Top of GIVEN PASSAGE

OpenSearch/docs/reference/analysis/tokenizers/standard-tokenizer.asciidoc

[[analysis-standard-tokenizer]]
=== Standard tokenizer
++++
<titleabbrev>Standard</titleabbrev>
++++

The `standard` tokenizer provides grammar based tokenization (based on the
Unicode Text Segmentation algorithm, as specified in
https://unicode.org/reports/tr29/[Unicode Standard Annex #29]) and works well
for most languages.

[discrete]
=== Example output

[source,console]
---------------------------
POST _analyze
{
  "tokenizer": "standard",
  "text": "The 2 QUICK Brown-Foxes jumped over the lazy dog's bone."
}
---------------------------

/////////////////////

[source,console-result]
----------------------------
{
  "tokens": [
    {
      "token": "The",
      "start_offset": 0,
      "end_offset": 3,
      "type": "<ALPHANUM>",
      "position": 0
    },
    {
      "token": "2",
      "start_offset": 4,
      "end_offset": 5,
      "type": "<NUM>",
      "position": 1
    },
    {
      "token": "QUICK",
      "start_offset": 6,
      "end_offset": 11,
      "type": "<ALPHANUM>",
      "position": 2
    },
    {
      "token": "Brown",
      "start_offset": 12,
      "end_offset": 17,
      "type": "<ALPHANUM>",
      "position": 3
    },
    {
      "token": "Foxes",
      "start_offset": 18,
      "end_offset": 23,
      "type": "<ALPHANUM>",
      "position": 4
    },
    {
      "token": "jumped",
      "start_offset": 24,
      "end_offset": 30,
      "type": "<ALPHANUM>",
      "position": 5
    },
    {
      "token": "over",
      "start_offset": 31,
      "end_offset": 35,
      "type": "<ALPHANUM>",
      "position": 6
    },
    {
      "token": "the",
      "start_offset": 36,
      "end_offset": 39,
      "type": "<ALPHANUM>",
      "position": 7
    },
    {
      "token": "lazy",
      "start_offset": 40,
      "end_offset": 44,
      "type": "<ALPHANUM>",
      "position": 8
    },
    {
      "token": "dog's",
      "start_offset": 45,
      "end_offset": 50,
      "type": "<ALPHANUM>",
      "position": 9
    },
    {
      "token": "bone",
      "start_offset": 51,
      "end_offset": 55,
      "type": "<ALPHANUM>",
      "position": 10
    }
  ]
}
----------------------------

/////////////////////


The above sentence would produce the following terms:

[source,text]
---------------------------
[ The, 2, QUICK, Brown, Foxes, jumped, over, the, lazy, dog's, bone ]
---------------------------

[discrete]
=== Configuration

The `standard` tokenizer accepts the following parameters:

[horizontal]
`max_token_length`::

    The maximum token length. If a token is seen that exceeds this length then
    it is split at `max_token_length` intervals. Defaults to `255`.

Bottom of GIVEN PASSAGE
Top of LISTED ENTRIES

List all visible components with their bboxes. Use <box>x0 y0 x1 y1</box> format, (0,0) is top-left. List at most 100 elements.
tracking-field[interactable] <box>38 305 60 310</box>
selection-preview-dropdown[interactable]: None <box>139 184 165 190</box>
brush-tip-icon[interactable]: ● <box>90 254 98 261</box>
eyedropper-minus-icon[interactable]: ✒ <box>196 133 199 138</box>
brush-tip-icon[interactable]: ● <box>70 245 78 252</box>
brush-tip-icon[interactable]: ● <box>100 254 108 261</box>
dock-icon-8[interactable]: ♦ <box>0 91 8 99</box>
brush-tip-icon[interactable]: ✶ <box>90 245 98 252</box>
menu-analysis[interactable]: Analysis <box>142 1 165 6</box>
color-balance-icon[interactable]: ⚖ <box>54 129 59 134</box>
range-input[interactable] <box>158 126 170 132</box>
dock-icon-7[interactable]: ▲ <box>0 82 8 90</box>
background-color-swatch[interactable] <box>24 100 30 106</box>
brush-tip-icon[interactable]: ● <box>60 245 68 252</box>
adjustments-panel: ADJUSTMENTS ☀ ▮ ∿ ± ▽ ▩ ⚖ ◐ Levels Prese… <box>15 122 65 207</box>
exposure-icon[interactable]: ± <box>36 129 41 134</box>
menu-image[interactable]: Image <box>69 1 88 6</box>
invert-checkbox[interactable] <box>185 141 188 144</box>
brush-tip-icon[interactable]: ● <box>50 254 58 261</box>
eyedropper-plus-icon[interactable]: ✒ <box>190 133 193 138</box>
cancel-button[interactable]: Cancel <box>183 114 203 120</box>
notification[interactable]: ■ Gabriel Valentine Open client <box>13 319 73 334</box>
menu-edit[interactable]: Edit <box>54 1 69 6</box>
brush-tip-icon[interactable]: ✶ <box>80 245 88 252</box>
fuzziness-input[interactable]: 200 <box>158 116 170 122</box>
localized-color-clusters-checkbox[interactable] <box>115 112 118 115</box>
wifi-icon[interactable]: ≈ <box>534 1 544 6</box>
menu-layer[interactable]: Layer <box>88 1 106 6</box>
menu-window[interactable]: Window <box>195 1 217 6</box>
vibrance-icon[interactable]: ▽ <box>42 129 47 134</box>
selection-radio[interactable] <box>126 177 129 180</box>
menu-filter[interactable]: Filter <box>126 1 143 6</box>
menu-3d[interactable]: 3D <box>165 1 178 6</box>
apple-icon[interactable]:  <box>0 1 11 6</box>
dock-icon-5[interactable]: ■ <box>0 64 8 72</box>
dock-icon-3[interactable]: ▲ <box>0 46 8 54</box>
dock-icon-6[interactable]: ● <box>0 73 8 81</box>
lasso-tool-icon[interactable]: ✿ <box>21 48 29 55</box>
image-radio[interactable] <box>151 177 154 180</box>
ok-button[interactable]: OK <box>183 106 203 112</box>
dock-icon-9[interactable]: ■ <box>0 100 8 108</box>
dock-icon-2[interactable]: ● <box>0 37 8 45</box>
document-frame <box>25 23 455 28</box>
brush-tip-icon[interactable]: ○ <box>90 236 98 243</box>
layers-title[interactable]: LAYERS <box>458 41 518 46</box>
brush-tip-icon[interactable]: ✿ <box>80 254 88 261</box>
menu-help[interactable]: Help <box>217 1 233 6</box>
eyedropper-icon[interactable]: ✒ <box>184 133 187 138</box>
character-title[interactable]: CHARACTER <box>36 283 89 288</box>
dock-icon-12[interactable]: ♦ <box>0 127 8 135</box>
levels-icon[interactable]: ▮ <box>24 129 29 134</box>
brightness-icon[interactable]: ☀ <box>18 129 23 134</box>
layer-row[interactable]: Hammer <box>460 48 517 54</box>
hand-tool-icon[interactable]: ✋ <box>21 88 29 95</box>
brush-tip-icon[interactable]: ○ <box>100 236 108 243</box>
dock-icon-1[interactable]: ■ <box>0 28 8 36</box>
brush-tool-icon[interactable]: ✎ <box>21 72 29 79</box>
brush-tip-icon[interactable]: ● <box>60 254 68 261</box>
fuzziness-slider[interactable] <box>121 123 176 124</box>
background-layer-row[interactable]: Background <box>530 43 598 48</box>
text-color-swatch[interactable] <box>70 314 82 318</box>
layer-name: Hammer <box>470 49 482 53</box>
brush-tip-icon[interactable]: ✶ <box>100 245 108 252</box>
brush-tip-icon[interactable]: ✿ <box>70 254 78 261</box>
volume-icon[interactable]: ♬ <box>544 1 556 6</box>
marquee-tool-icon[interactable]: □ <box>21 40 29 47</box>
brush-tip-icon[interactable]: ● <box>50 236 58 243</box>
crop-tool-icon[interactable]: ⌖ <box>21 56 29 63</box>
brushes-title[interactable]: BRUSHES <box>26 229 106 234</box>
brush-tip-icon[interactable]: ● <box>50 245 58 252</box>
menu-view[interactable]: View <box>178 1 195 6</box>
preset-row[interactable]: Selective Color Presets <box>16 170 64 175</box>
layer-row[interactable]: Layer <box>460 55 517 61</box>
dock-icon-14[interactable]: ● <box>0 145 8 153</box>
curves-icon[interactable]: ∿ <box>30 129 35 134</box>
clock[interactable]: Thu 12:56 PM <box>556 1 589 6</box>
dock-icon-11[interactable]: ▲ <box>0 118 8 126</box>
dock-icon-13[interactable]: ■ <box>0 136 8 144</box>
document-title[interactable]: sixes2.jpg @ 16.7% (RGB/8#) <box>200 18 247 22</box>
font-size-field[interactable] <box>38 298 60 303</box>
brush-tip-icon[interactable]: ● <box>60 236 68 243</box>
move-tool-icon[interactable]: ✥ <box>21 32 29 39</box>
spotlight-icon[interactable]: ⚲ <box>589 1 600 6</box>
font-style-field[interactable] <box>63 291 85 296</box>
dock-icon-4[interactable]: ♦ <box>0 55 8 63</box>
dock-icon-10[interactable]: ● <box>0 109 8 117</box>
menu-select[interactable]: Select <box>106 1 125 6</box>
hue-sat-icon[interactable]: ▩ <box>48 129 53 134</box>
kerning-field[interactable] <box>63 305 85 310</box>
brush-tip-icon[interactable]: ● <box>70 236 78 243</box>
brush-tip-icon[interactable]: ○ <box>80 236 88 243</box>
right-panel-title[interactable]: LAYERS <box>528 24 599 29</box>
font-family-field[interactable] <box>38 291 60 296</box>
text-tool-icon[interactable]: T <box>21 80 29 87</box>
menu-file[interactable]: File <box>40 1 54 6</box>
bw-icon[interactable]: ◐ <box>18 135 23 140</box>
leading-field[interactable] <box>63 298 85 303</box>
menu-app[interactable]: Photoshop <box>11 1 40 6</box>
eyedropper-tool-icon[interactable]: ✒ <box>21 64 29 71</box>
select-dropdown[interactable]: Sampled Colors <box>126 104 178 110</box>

Bottom of LISTED ENTRIES

** ABOUT THIS TASK **
Reproduce the standard tokenizer page in full, word for word. None of the entries matter for this.

** SOLUTION FOR THIS PROBLEM **
OpenSearch/docs/reference/analysis/tokenizers/standard-tokenizer.asciidoc

[[analysis-standard-tokenizer]]
=== Standard tokenizer
++++
<titleabbrev>Standard</titleabbrev>
++++

The `standard` tokenizer provides grammar based tokenization (based on the
Unicode Text Segmentation algorithm, as specified in
https://unicode.org/reports/tr29/[Unicode Standard Annex #29]) and works well
for most languages.

[discrete]
=== Example output

[source,console]
---------------------------
POST _analyze
{
  "tokenizer": "standard",
  "text": "The 2 QUICK Brown-Foxes jumped over the lazy dog's bone."
}
---------------------------

/////////////////////

[source,console-result]
----------------------------
{
  "tokens": [
    {
      "token": "The",
      "start_offset": 0,
      "end_offset": 3,
      "type": "<ALPHANUM>",
      "position": 0
    },
    {
      "token": "2",
      "start_offset": 4,
      "end_offset": 5,
      "type": "<NUM>",
      "position": 1
    },
    {
      "token": "QUICK",
      "start_offset": 6,
      "end_offset": 11,
      "type": "<ALPHANUM>",
      "position": 2
    },
    {
      "token": "Brown",
      "start_offset": 12,
      "end_offset": 17,
      "type": "<ALPHANUM>",
      "position": 3
    },
    {
      "token": "Foxes",
      "start_offset": 18,
      "end_offset": 23,
      "type": "<ALPHANUM>",
      "position": 4
    },
    {
      "token": "jumped",
      "start_offset": 24,
      "end_offset": 30,
      "type": "<ALPHANUM>",
      "position": 5
    },
    {
      "token": "over",
      "start_offset": 31,
      "end_offset": 35,
      "type": "<ALPHANUM>",
      "position": 6
    },
    {
      "token": "the",
      "start_offset": 36,
      "end_offset": 39,
      "type": "<ALPHANUM>",
      "position": 7
    },
    {
      "token": "lazy",
      "start_offset": 40,
      "end_offset": 44,
      "type": "<ALPHANUM>",
      "position": 8
    },
    {
      "token": "dog's",
      "start_offset": 45,
      "end_offset": 50,
      "type": "<ALPHANUM>",
      "position": 9
    },
    {
      "token": "bone",
      "start_offset": 51,
      "end_offset": 55,
      "type": "<ALPHANUM>",
      "position": 10
    }
  ]
}
----------------------------

/////////////////////


The above sentence would produce the following terms:

[source,text]
---------------------------
[ The, 2, QUICK, Brown, Foxes, jumped, over, the, lazy, dog's, bone ]
---------------------------

[discrete]
=== Configuration

The `standard` tokenizer accepts the following parameters:

[horizontal]
`max_token_length`::

    The maximum token length. If a token is seen that exceeds this length then
    it is split at `max_token_length` intervals. Defaults to `255`.